-- start --
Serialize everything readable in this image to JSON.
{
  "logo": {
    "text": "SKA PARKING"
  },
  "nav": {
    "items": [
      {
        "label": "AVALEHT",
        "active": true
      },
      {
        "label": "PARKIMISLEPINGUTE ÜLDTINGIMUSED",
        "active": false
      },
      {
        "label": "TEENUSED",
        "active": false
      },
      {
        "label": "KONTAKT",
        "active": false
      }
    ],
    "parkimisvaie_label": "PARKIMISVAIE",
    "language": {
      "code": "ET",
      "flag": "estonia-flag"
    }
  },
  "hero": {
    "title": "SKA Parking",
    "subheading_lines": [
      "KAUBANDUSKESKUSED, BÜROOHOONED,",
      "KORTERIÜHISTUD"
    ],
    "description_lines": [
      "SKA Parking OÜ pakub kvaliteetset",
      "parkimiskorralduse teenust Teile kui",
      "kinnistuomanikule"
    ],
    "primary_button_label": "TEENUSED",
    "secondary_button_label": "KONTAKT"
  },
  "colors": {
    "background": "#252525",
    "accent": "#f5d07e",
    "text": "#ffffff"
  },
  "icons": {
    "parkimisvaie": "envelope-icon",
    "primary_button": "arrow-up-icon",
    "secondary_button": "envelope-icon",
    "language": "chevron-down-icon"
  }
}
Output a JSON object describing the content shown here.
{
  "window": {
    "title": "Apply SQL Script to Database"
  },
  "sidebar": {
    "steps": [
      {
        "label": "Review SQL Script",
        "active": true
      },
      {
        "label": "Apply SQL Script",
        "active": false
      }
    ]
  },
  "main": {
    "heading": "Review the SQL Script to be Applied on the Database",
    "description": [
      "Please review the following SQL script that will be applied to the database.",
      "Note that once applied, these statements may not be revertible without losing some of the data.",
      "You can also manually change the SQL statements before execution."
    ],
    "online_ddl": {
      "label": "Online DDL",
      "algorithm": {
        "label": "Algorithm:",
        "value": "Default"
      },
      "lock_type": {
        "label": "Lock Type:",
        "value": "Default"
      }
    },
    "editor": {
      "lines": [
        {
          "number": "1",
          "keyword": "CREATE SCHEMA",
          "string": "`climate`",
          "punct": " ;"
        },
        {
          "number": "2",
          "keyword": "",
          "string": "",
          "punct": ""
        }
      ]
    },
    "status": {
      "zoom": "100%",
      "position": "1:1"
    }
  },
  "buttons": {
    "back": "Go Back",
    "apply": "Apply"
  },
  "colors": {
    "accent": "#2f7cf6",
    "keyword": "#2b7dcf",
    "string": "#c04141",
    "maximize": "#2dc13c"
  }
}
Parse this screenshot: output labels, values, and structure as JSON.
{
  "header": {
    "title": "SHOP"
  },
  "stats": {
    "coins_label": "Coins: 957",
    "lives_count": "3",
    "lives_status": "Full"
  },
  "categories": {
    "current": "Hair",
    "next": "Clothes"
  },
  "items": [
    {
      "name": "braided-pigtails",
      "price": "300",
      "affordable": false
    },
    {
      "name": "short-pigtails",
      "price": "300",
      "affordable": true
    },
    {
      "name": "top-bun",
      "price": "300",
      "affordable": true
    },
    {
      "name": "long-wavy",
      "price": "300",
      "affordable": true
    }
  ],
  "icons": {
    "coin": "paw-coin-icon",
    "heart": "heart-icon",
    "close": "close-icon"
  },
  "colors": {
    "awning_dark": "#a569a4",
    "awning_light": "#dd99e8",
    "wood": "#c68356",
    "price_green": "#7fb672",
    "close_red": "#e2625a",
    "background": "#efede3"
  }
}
-- end --
Extract each line from the listing that holds the word "KONTAKT".

        "label": "KONTAKT",
    "secondary_button_label": "KONTAKT"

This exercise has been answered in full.